(Figure collection entries)
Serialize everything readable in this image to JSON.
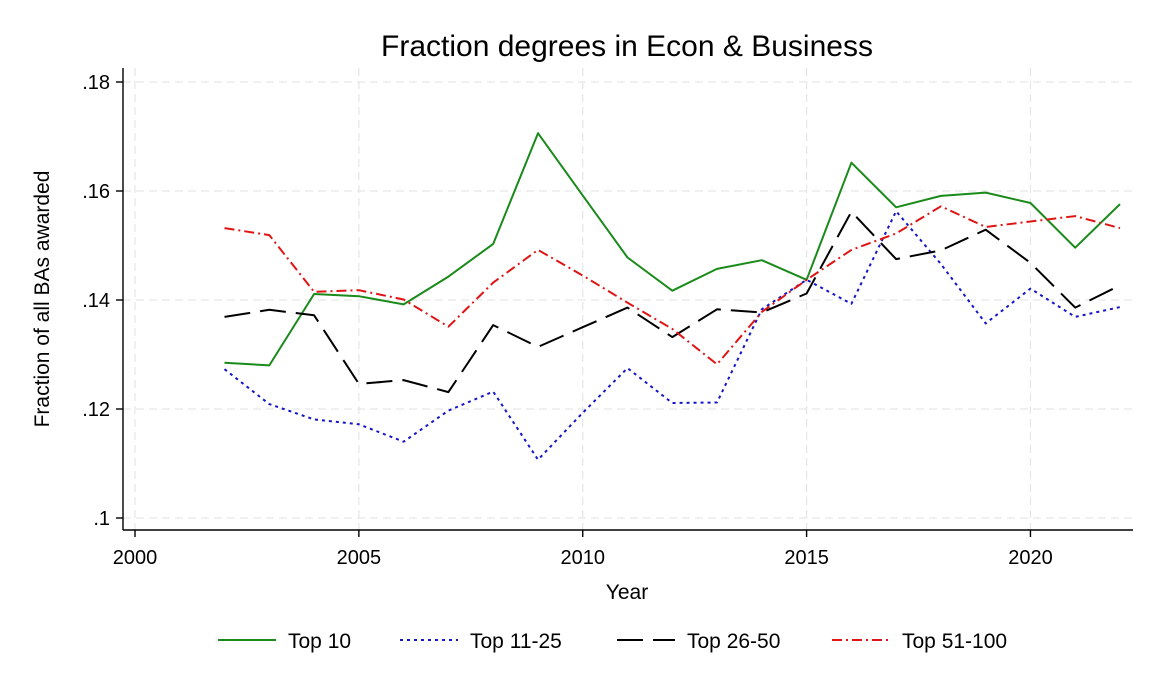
{
  "chart_data": {
    "type": "line",
    "title": "Fraction degrees in Econ & Business",
    "xlabel": "Year",
    "ylabel": "Fraction of all BAs awarded",
    "xlim": [
      2000,
      2022
    ],
    "ylim": [
      0.1,
      0.18
    ],
    "xticks": [
      2000,
      2005,
      2010,
      2015,
      2020
    ],
    "yticks": [
      0.1,
      0.12,
      0.14,
      0.16,
      0.18
    ],
    "ytick_labels": [
      ".1",
      ".12",
      ".14",
      ".16",
      ".18"
    ],
    "grid": true,
    "legend_position": "bottom",
    "x": [
      2002,
      2003,
      2004,
      2005,
      2006,
      2007,
      2008,
      2009,
      2010,
      2011,
      2012,
      2013,
      2014,
      2015,
      2016,
      2017,
      2018,
      2019,
      2020,
      2021,
      2022
    ],
    "series": [
      {
        "name": "Top 10",
        "color": "#1a8a1a",
        "style": "solid",
        "values": [
          0.1285,
          0.128,
          0.1411,
          0.1407,
          0.1392,
          0.1443,
          0.1503,
          0.1706,
          0.1592,
          0.1478,
          0.1417,
          0.1457,
          0.1473,
          0.1437,
          0.1652,
          0.157,
          0.1591,
          0.1597,
          0.1578,
          0.1496,
          0.1576
        ]
      },
      {
        "name": "Top 11-25",
        "color": "#1414c8",
        "style": "dotted",
        "values": [
          0.1273,
          0.1209,
          0.1181,
          0.1172,
          0.114,
          0.1197,
          0.1232,
          0.1107,
          0.1193,
          0.1275,
          0.1211,
          0.1212,
          0.1383,
          0.1437,
          0.1393,
          0.1563,
          0.1466,
          0.1357,
          0.1421,
          0.1369,
          0.1387
        ]
      },
      {
        "name": "Top 26-50",
        "color": "#000000",
        "style": "longdash",
        "values": [
          0.1369,
          0.1382,
          0.1372,
          0.1246,
          0.1253,
          0.1231,
          0.1354,
          0.1314,
          0.135,
          0.1386,
          0.1332,
          0.1383,
          0.1377,
          0.1412,
          0.1562,
          0.1475,
          0.1491,
          0.1529,
          0.1468,
          0.1386,
          0.1427
        ]
      },
      {
        "name": "Top 51-100",
        "color": "#e01414",
        "style": "dashdot",
        "values": [
          0.1532,
          0.1519,
          0.1415,
          0.1418,
          0.1401,
          0.1351,
          0.1432,
          0.1492,
          0.1445,
          0.1395,
          0.1347,
          0.1282,
          0.1378,
          0.1437,
          0.1492,
          0.1522,
          0.1572,
          0.1534,
          0.1544,
          0.1554,
          0.1532
        ]
      }
    ]
  }
}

Work to do » Search the data for "color". Copy every line that has it.

Expected answer »
        "color": "#1a8a1a",
        "color": "#1414c8",
        "color": "#000000",
        "color": "#e01414",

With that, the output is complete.